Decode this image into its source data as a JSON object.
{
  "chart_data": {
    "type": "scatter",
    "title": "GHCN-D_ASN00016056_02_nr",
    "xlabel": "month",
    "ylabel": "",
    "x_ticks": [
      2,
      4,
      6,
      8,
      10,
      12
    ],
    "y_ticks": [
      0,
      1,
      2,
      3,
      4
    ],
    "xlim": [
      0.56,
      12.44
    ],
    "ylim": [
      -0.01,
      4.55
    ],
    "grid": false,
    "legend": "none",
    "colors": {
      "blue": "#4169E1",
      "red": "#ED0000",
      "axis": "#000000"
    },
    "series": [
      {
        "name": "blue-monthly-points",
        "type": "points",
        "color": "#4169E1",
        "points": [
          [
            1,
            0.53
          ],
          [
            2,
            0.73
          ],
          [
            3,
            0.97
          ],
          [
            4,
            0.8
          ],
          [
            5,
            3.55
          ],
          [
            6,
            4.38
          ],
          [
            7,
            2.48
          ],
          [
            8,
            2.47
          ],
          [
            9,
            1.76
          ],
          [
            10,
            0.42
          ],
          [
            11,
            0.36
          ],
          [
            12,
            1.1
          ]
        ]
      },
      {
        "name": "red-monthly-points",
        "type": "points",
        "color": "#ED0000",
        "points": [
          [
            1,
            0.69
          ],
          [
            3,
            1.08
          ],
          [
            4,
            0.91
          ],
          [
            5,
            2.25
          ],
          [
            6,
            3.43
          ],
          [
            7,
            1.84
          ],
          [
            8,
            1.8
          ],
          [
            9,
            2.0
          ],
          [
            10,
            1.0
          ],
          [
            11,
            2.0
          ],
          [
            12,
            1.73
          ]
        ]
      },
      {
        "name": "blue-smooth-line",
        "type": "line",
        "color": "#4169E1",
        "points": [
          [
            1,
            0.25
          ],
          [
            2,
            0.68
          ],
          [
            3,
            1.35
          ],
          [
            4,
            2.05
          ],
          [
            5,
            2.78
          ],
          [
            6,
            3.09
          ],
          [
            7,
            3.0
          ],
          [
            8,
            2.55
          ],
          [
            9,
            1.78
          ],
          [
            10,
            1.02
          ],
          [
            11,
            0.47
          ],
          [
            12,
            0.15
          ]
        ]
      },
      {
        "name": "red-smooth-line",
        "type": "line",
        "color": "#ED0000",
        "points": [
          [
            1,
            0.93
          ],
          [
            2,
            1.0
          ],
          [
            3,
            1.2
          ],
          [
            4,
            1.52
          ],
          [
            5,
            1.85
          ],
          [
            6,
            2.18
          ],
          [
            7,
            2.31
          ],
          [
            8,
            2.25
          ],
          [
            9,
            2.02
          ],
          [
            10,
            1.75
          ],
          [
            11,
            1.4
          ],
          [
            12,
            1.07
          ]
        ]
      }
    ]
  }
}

# What you have to do
Copy every line above in which the string "name" shows up.

# The output
        "name": "blue-monthly-points",
        "name": "red-monthly-points",
        "name": "blue-smooth-line",
        "name": "red-smooth-line",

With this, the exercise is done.